* **What is being asked**: Locate every line in the records below that contains the word "нормируется", and copy each one.

* **Input data**:
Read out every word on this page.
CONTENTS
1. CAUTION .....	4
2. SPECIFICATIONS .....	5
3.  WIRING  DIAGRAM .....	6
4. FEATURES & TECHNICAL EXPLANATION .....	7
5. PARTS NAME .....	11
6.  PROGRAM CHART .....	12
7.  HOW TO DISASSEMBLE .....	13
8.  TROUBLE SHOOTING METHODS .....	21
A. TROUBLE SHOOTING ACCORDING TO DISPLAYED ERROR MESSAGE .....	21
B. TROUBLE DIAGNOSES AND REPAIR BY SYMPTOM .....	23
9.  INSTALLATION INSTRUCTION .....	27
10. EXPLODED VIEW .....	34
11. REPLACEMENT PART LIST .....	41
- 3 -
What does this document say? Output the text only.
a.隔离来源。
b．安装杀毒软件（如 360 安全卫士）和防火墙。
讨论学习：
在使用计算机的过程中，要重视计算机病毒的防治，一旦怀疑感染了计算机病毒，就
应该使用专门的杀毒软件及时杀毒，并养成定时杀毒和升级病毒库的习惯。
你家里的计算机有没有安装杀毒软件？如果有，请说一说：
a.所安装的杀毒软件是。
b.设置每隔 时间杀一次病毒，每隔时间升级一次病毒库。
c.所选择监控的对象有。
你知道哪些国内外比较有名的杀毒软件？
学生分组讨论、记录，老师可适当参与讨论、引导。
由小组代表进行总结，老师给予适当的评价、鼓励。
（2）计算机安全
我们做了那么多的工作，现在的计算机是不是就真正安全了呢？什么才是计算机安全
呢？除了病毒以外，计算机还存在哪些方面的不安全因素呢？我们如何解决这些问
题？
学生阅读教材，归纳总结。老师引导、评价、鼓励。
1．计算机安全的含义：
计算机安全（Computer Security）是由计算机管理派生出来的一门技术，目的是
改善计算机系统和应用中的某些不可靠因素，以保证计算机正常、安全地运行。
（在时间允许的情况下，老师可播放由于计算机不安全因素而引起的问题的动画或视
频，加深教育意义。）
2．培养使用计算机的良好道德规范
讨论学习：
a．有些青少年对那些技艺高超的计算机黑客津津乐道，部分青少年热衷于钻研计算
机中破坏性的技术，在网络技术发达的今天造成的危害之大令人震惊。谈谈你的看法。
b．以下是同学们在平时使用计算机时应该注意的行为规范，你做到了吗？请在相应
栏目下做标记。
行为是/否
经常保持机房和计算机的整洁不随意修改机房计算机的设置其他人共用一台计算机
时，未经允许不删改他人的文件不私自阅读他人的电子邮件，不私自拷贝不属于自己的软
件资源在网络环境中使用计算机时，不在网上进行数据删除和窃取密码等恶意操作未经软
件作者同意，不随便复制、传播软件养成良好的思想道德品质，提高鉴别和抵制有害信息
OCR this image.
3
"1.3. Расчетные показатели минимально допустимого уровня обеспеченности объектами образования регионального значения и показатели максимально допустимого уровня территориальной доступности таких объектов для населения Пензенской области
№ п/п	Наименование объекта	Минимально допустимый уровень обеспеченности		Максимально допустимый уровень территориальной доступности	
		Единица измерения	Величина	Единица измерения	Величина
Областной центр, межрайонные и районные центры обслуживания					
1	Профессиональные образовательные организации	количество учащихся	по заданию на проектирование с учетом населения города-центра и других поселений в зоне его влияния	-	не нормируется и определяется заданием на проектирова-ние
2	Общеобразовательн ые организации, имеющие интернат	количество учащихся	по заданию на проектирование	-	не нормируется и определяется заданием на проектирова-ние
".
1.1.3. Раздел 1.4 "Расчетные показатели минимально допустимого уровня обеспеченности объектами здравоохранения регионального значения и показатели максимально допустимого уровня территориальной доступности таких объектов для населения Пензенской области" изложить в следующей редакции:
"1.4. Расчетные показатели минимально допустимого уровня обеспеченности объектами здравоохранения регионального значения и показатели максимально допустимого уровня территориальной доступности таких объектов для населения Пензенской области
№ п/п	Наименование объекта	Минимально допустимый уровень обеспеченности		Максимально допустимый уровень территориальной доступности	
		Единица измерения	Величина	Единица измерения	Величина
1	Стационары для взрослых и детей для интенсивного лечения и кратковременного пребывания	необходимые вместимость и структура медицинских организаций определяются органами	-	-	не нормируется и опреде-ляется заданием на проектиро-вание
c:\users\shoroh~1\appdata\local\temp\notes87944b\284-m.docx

* **Correct answer**:
1	Профессиональные образовательные организации	количество учащихся	по заданию на проектирование с учетом населения города-центра и других поселений в зоне его влияния	-	не нормируется и определяется заданием на проектирова-ние
2	Общеобразовательн ые организации, имеющие интернат	количество учащихся	по заданию на проектирование	-	не нормируется и определяется заданием на проектирова-ние
1	Стационары для взрослых и детей для интенсивного лечения и кратковременного пребывания	необходимые вместимость и структура медицинских организаций определяются органами	-	-	не нормируется и опреде-ляется заданием на проектиро-вание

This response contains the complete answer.